Reproduce the listing below word for word, with no pictures.

##############################

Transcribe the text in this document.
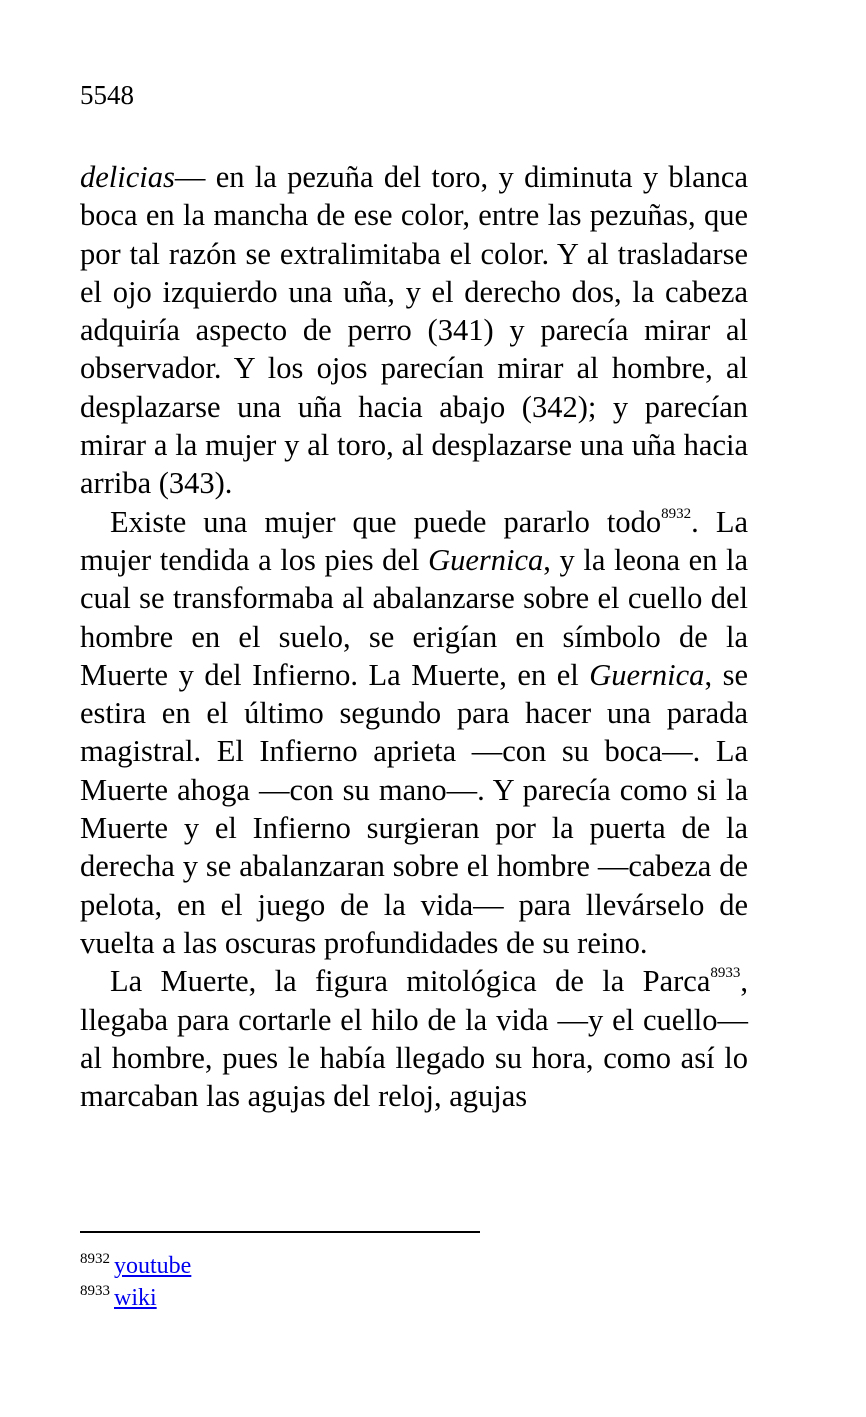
5548

delicias— en la pezuña del toro, y diminuta y blanca boca en la mancha de ese color, entre las pezuñas, que por tal razón se extralimitaba el color. Y al trasladarse el ojo izquierdo una uña, y el derecho dos, la cabeza adquiría aspecto de perro (341) y parecía mirar al observador. Y los ojos parecían mirar al hombre, al desplazarse una uña hacia abajo (342); y parecían mirar a la mujer y al toro, al desplazarse una uña hacia arriba (343).

Existe una mujer que puede pararlo todo$^{8932}$. La mujer tendida a los pies del Guernica, y la leona en la cual se transformaba al abalanzarse sobre el cuello del hombre en el suelo, se erigían en símbolo de la Muerte y del Infierno. La Muerte, en el Guernica, se estira en el último segundo para hacer una parada magistral. El Infierno aprieta —con su boca—. La Muerte ahoga —con su mano—. Y parecía como si la Muerte y el Infierno surgieran por la puerta de la derecha y se abalanzaran sobre el hombre —cabeza de pelota, en el juego de la vida— para llevárselo de vuelta a las oscuras profundidades de su reino.

La Muerte, la figura mitológica de la Parca$^{8933}$, llegaba para cortarle el hilo de la vida —y el cuello— al hombre, pues le había llegado su hora, como así lo marcaban las agujas del reloj, agujas

$^{8932}$ youtube
$^{8933}$ wiki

##############################

▶ Expected answer:
Transcribe the text in this document.
5548

delicias— en la pezuña del toro, y diminuta y blanca boca en la mancha de ese color, entre las pezuñas, que por tal razón se extralimitaba el color. Y al trasladarse el ojo izquierdo una uña, y el derecho dos, la cabeza adquiría aspecto de perro (341) y parecía mirar al observador. Y los ojos parecían mirar al hombre, al desplazarse una uña hacia abajo (342); y parecían mirar a la mujer y al toro, al desplazarse una uña hacia arriba (343).

Existe una mujer que puede pararlo todo$^{8932}$. La mujer tendida a los pies del Guernica, y la leona en la cual se transformaba al abalanzarse sobre el cuello del hombre en el suelo, se erigían en símbolo de la Muerte y del Infierno. La Muerte, en el Guernica, se estira en el último segundo para hacer una parada magistral. El Infierno aprieta —con su boca—. La Muerte ahoga —con su mano—. Y parecía como si la Muerte y el Infierno surgieran por la puerta de la derecha y se abalanzaran sobre el hombre —cabeza de pelota, en el juego de la vida— para llevárselo de vuelta a las oscuras profundidades de su reino.

La Muerte, la figura mitológica de la Parca$^{8933}$, llegaba para cortarle el hilo de la vida —y el cuello— al hombre, pues le había llegado su hora, como así lo marcaban las agujas del reloj, agujas

$^{8932}$ youtube
$^{8933}$ wiki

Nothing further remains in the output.